_Data shown_:

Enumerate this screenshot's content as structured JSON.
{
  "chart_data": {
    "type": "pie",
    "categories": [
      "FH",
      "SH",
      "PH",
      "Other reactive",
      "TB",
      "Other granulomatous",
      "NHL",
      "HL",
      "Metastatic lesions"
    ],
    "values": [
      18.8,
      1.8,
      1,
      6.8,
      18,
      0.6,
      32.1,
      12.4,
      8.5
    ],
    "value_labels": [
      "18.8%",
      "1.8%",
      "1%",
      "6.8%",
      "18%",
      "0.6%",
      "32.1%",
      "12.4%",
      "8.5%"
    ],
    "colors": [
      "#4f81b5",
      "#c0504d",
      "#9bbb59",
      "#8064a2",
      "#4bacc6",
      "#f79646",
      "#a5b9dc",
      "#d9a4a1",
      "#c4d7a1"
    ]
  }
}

==

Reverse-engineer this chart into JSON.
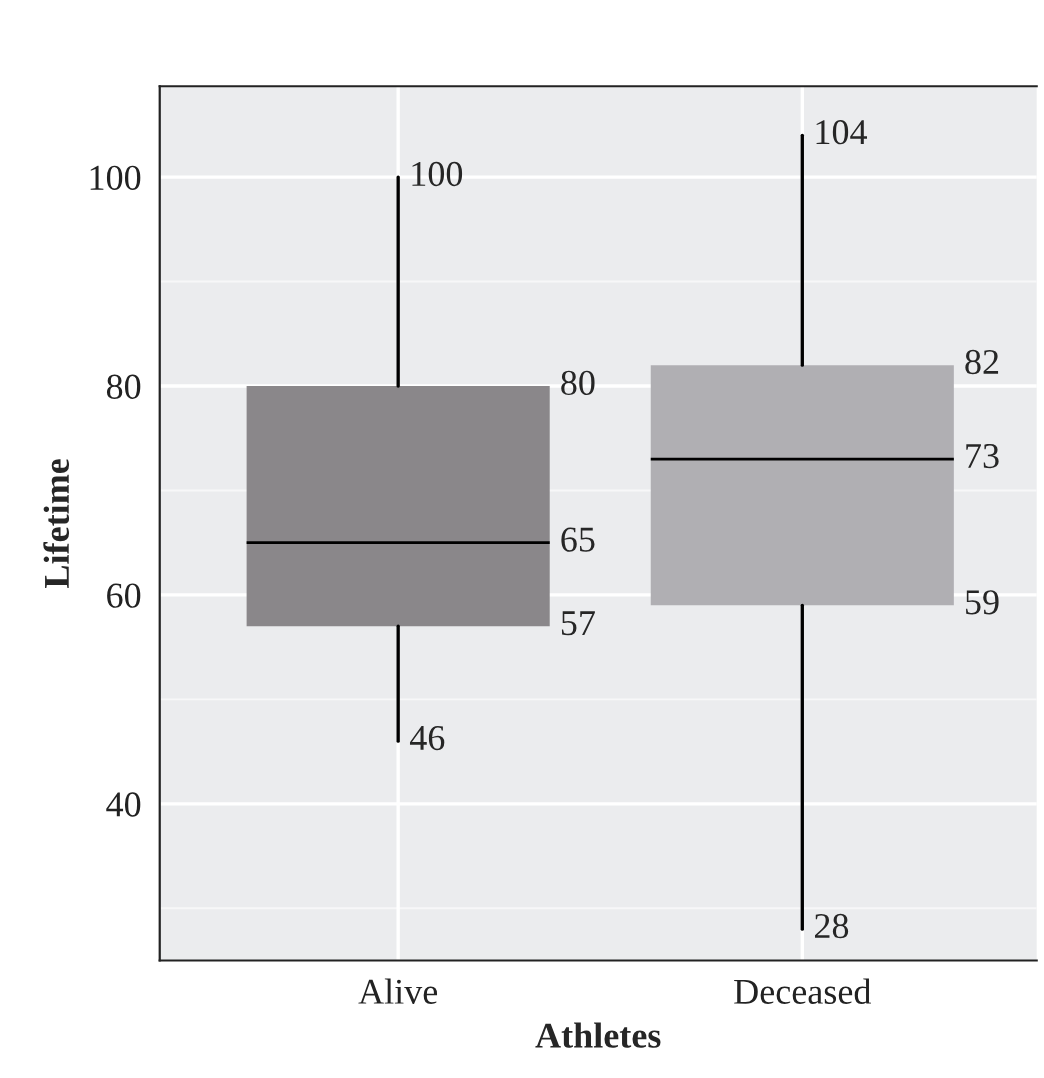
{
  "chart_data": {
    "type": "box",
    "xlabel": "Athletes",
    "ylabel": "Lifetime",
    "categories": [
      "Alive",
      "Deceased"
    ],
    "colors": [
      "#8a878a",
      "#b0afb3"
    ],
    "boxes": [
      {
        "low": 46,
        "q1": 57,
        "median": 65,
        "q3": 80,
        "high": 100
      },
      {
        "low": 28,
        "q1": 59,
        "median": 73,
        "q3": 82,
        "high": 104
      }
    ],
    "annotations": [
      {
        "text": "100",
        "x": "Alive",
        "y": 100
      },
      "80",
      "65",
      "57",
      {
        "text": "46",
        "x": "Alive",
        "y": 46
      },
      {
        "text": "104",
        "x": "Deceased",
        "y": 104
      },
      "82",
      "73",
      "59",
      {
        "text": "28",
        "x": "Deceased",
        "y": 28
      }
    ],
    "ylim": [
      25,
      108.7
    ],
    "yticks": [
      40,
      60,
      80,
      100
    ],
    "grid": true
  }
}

==

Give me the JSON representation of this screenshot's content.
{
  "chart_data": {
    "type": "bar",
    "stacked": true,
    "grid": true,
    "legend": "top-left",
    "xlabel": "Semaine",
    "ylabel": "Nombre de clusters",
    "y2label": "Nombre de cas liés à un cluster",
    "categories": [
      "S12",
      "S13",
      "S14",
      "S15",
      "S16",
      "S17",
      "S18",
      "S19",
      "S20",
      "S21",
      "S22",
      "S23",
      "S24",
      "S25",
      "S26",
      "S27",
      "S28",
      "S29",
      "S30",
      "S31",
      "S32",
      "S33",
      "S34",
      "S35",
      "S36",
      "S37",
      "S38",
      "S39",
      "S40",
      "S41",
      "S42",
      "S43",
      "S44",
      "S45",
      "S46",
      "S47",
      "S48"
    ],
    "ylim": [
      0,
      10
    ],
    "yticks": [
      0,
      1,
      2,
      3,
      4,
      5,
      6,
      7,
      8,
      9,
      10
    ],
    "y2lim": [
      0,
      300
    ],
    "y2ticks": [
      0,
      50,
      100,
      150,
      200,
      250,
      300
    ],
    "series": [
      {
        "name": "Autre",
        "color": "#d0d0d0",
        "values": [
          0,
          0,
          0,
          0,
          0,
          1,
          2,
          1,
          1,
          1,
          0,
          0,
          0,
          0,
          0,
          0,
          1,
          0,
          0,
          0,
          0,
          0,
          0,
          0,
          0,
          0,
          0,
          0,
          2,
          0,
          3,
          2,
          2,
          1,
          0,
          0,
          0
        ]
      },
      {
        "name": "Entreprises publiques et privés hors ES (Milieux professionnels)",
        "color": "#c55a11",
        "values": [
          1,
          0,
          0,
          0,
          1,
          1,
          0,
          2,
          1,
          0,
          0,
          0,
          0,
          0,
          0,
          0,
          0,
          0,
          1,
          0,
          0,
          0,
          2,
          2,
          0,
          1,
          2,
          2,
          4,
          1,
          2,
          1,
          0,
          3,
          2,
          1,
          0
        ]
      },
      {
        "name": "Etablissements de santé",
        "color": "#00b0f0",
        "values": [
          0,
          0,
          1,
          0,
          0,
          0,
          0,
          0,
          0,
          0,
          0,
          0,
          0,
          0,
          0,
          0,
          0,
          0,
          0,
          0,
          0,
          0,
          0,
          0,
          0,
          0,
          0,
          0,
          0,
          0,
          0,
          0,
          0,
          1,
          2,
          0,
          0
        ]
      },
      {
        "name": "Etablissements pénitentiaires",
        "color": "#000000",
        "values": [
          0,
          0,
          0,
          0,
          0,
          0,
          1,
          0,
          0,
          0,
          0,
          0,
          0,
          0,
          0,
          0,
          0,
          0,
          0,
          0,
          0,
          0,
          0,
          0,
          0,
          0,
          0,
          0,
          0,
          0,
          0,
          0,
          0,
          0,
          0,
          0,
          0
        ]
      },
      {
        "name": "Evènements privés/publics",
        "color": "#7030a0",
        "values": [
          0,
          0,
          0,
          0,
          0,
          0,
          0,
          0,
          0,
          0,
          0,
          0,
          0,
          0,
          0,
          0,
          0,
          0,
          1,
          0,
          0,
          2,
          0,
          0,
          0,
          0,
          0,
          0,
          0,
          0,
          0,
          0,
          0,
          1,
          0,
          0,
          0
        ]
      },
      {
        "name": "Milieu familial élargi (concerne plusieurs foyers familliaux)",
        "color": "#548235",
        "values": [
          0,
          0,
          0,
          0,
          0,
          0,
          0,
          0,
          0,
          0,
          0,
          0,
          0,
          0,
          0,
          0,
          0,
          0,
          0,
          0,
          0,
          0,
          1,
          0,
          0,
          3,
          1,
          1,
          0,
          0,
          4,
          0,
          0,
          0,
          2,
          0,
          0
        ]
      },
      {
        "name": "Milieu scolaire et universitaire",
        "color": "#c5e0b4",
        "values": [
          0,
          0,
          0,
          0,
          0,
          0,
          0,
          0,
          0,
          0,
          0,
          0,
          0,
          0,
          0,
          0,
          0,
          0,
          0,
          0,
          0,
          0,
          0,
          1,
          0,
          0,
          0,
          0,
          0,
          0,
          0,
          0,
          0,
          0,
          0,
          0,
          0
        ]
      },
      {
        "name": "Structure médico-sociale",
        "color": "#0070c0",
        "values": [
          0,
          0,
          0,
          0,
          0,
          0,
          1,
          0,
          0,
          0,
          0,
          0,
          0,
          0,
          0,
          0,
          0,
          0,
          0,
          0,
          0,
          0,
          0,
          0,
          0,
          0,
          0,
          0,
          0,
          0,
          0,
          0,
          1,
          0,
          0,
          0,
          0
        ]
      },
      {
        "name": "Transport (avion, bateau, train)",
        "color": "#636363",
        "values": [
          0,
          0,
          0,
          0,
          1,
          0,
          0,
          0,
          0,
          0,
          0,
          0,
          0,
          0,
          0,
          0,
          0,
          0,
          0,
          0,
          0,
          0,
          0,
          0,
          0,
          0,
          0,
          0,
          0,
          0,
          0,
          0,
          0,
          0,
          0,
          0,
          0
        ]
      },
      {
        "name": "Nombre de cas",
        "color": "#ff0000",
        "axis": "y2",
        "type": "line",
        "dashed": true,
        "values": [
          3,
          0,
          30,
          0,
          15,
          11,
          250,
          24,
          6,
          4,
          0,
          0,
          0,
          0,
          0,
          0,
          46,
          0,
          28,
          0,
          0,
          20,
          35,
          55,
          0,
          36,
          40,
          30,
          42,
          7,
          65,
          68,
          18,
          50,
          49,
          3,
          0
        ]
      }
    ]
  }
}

_Stated problem_: How many lines of these entries contain the string "Etablissements"? Reply with the number alone.

_Exercise result_: 2